_WHAT NEEDS TO BE DONE_
Search the data below for "upper"; list each line that holds it.

(Chart and figure data)
#####
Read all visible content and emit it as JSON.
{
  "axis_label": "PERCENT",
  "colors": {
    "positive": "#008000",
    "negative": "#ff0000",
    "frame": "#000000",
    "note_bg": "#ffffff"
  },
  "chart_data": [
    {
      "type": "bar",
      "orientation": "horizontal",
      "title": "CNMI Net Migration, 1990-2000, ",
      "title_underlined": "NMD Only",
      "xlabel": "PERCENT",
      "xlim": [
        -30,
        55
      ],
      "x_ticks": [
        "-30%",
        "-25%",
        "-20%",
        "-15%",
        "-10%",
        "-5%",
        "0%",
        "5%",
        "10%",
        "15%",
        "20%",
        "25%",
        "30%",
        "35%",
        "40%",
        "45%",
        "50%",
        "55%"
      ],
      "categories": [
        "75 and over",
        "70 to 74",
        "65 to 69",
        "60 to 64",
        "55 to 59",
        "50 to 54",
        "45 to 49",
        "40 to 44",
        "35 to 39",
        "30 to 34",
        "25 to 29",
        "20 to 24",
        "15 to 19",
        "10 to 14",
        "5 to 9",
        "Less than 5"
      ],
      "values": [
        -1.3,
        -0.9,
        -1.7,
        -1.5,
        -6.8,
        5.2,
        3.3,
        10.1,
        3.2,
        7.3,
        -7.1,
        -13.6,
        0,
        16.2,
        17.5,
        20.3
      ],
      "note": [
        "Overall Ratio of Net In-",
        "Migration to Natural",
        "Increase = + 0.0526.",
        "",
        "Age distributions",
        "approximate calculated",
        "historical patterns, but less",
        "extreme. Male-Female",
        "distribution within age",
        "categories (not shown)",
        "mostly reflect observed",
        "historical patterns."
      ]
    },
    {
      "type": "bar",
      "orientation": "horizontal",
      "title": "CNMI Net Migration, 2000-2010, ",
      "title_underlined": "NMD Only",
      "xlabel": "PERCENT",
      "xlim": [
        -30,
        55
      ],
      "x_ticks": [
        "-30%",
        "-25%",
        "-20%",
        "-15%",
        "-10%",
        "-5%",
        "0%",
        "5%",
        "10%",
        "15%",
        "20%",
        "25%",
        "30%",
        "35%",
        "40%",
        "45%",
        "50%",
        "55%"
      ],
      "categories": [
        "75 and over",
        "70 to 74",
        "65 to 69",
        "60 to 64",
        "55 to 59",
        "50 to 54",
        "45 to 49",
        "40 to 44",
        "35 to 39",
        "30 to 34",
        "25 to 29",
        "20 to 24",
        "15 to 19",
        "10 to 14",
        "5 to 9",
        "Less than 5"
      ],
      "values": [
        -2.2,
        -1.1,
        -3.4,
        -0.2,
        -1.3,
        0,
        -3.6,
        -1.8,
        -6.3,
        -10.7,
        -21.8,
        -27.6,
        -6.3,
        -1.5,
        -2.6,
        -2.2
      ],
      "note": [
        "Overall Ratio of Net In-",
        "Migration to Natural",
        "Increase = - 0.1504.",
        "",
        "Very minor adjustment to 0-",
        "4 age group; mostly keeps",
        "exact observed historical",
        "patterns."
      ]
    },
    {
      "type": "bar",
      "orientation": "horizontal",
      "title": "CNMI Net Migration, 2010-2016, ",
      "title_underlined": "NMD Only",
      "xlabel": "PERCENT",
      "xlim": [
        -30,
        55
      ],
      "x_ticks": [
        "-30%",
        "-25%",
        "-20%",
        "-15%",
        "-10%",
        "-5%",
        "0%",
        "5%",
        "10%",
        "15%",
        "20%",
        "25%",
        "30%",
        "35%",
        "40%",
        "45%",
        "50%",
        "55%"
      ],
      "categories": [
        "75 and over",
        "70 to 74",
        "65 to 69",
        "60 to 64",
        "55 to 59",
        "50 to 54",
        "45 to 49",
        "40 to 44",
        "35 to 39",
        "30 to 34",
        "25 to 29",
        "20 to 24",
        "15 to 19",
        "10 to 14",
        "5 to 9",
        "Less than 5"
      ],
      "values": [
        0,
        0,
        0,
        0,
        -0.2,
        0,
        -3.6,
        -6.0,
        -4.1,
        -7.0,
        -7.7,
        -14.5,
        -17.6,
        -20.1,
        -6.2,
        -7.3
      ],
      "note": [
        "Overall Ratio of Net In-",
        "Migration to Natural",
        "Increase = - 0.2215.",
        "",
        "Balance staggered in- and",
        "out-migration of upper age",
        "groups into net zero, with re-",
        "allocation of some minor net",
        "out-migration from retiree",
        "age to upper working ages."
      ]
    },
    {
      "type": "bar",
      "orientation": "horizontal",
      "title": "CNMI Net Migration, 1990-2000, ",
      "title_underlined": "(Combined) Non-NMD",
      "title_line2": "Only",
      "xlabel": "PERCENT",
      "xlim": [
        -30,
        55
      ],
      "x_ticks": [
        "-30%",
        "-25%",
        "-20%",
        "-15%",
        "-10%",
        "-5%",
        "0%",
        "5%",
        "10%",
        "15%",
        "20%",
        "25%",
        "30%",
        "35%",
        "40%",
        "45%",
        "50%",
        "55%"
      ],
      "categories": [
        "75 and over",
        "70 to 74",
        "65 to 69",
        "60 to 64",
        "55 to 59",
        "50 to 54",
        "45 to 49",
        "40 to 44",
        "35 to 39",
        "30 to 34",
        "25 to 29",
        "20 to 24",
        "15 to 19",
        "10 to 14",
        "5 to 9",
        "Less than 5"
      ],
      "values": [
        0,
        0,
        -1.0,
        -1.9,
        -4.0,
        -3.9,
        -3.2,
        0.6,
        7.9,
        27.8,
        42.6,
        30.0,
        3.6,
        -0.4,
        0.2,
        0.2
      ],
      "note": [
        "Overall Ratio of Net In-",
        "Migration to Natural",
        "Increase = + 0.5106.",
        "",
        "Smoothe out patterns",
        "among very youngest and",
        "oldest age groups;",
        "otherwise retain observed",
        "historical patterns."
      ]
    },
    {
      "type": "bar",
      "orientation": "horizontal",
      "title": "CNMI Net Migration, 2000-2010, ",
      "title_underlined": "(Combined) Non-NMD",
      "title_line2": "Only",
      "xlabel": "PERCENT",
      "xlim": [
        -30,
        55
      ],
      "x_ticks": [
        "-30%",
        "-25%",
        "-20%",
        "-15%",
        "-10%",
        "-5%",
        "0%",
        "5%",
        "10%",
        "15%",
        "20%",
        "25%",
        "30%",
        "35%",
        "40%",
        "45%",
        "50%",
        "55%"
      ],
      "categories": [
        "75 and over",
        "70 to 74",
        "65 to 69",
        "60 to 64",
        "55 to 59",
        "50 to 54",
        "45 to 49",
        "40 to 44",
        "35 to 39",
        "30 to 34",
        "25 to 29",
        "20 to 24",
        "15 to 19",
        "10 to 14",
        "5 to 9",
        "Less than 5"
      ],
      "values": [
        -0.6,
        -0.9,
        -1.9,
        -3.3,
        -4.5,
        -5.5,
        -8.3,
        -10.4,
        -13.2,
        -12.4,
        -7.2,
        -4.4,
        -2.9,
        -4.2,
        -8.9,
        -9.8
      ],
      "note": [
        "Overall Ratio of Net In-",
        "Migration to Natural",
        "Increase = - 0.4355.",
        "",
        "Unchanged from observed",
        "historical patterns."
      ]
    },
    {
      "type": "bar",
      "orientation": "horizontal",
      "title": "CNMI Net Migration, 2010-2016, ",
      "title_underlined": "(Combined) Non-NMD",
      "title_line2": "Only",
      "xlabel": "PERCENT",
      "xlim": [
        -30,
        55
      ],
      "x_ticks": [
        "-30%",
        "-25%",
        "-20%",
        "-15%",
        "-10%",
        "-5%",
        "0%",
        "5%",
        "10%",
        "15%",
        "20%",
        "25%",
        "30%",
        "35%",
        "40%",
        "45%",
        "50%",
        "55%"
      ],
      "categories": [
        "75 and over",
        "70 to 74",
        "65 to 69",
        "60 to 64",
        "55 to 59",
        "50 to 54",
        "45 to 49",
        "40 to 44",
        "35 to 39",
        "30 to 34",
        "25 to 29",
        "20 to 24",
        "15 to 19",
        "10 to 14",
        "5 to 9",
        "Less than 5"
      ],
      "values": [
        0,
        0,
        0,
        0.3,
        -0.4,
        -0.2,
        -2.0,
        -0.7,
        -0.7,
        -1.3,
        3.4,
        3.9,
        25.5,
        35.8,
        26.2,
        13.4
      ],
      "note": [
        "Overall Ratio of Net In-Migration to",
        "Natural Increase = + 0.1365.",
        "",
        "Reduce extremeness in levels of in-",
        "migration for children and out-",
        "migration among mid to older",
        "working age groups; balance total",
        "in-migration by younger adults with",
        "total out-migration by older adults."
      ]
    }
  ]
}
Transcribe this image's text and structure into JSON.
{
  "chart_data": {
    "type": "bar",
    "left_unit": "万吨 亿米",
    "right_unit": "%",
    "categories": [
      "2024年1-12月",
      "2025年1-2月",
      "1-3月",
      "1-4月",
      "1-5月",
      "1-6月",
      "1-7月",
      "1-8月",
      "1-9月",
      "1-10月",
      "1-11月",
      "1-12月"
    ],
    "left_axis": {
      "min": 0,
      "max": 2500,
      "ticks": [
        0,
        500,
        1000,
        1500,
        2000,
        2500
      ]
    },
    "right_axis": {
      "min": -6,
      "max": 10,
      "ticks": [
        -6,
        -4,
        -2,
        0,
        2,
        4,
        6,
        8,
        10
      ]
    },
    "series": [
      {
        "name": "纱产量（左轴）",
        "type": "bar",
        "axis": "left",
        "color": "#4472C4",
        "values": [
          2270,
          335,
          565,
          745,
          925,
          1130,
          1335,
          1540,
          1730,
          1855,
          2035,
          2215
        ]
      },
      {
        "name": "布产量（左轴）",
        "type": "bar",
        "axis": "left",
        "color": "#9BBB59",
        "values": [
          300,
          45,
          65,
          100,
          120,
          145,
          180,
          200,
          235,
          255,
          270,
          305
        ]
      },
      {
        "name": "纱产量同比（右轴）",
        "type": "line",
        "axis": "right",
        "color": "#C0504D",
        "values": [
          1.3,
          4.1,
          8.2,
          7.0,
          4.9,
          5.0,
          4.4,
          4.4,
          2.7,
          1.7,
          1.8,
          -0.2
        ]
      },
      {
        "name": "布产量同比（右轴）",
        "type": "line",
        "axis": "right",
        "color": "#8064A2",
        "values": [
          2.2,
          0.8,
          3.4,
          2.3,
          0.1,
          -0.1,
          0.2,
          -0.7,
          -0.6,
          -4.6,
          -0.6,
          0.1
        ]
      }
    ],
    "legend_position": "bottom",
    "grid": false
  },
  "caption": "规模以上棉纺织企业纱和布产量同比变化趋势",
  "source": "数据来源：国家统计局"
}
#####
_RESULT OF THE EXERCISE_
        "out-migration of upper age",
        "age to upper working ages."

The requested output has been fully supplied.